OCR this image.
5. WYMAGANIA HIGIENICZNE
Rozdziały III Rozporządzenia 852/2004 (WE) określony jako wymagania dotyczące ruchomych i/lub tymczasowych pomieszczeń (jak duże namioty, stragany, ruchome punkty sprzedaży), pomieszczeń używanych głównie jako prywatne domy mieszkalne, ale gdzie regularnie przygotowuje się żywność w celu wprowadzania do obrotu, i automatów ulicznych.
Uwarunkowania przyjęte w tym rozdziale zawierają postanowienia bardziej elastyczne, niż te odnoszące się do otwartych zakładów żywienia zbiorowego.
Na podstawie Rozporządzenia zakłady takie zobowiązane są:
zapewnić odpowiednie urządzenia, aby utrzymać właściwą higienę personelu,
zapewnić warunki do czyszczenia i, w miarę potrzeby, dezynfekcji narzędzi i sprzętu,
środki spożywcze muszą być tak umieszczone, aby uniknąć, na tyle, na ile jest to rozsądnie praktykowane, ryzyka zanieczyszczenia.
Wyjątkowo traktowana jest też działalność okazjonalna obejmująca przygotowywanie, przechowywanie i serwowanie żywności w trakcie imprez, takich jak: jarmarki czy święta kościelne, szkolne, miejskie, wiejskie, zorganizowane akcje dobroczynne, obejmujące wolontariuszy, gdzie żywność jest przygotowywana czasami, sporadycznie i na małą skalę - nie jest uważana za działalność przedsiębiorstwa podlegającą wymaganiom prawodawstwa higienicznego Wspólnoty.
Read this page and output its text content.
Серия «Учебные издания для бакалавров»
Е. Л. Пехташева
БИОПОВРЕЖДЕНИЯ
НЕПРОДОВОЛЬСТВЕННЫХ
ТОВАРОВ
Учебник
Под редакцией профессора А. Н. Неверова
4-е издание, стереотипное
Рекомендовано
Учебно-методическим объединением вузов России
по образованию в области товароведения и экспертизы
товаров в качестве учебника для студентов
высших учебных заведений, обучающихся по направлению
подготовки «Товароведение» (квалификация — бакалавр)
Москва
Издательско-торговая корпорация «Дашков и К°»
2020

* **WHAT IS BEING ASKED**: Starting at the line that contains "Read this page and output its text content.", retype each line through the end of the listing above and nothing else.

* **WRITTEN SOLUTION**:
Read this page and output its text content.
Серия «Учебные издания для бакалавров»
Е. Л. Пехташева
БИОПОВРЕЖДЕНИЯ
НЕПРОДОВОЛЬСТВЕННЫХ
ТОВАРОВ
Учебник
Под редакцией профессора А. Н. Неверова
4-е издание, стереотипное
Рекомендовано
Учебно-методическим объединением вузов России
по образованию в области товароведения и экспертизы
товаров в качестве учебника для студентов
высших учебных заведений, обучающихся по направлению
подготовки «Товароведение» (квалификация — бакалавр)
Москва
Издательско-торговая корпорация «Дашков и К°»
2020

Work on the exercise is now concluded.